* **Task directions**: Extract every line of the records below that contains the string "rank", matching case exactly.
▬▬▬
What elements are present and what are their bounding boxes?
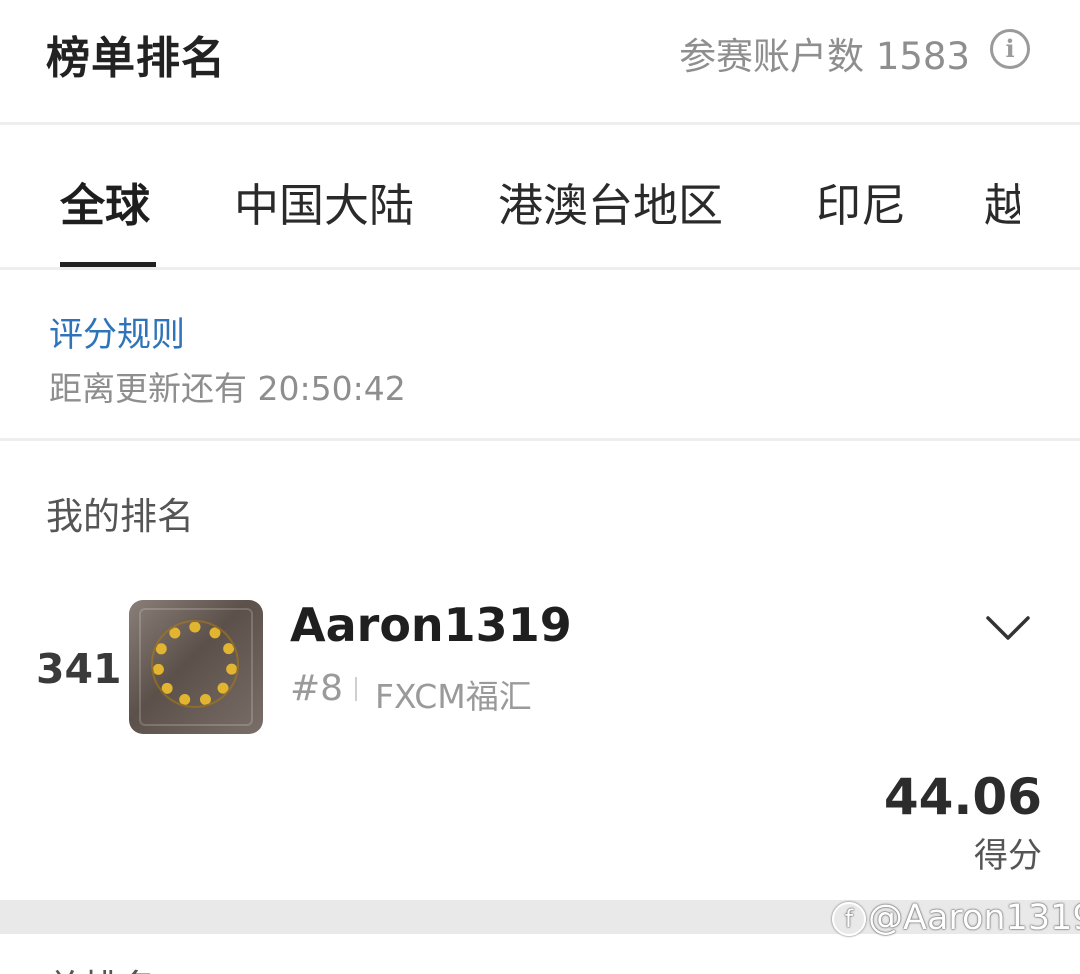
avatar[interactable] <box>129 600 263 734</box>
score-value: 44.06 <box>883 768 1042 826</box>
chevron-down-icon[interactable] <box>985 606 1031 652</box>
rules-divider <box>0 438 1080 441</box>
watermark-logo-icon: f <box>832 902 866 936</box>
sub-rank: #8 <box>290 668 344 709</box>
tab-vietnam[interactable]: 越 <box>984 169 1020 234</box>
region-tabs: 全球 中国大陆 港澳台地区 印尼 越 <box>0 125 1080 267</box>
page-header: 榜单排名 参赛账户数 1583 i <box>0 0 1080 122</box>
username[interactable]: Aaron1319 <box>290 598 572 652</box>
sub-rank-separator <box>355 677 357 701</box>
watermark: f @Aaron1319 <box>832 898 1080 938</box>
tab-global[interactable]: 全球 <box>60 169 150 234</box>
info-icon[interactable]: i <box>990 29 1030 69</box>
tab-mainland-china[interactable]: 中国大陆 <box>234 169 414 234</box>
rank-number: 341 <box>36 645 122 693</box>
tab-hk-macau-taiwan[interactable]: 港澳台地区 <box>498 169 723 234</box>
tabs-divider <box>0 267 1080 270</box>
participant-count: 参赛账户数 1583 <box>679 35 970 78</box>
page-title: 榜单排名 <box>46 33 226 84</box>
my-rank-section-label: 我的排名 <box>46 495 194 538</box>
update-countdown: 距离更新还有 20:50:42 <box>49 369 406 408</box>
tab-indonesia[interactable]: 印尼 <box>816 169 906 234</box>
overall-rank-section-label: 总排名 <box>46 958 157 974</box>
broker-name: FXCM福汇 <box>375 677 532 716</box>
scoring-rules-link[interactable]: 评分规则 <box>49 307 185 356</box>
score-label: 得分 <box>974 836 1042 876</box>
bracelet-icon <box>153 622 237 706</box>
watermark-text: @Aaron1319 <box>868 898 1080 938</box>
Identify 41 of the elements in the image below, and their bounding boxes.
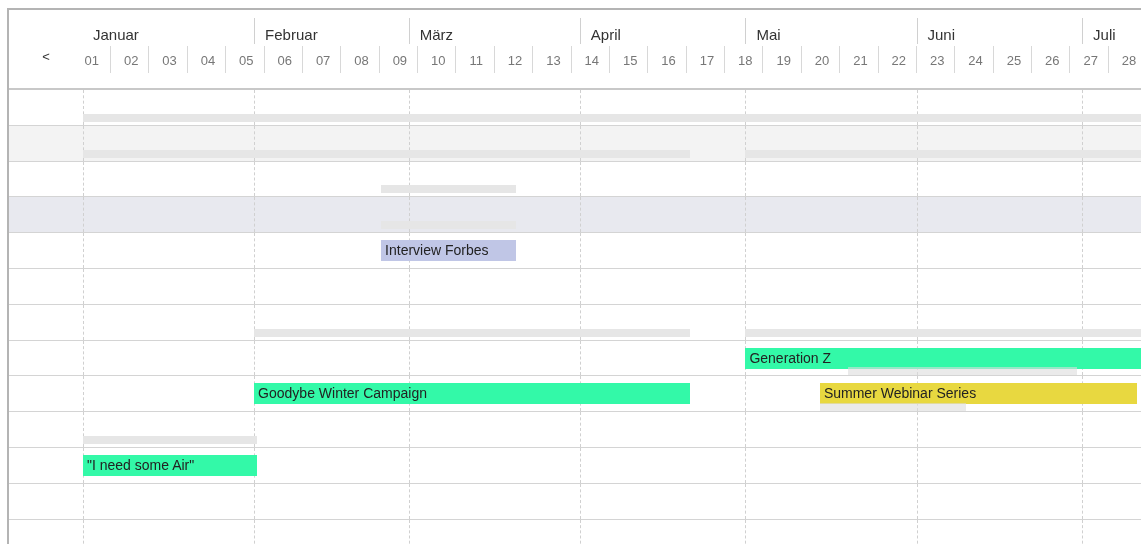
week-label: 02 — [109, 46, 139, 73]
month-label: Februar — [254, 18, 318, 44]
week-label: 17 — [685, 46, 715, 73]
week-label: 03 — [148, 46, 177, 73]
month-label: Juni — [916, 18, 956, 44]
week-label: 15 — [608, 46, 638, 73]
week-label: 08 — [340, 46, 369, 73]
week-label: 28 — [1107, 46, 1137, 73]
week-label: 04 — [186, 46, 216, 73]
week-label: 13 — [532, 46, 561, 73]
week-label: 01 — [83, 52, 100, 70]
▬▬▬
* **Response below**:
sub-rank: #8 <box>290 668 344 709</box>
sub-rank-separator <box>355 677 357 701</box>
rank-number: 341 <box>36 645 122 693</box>
my-rank-section-label: 我的排名 <box>46 495 194 538</box>
overall-rank-section-label: 总排名 <box>46 958 157 974</box>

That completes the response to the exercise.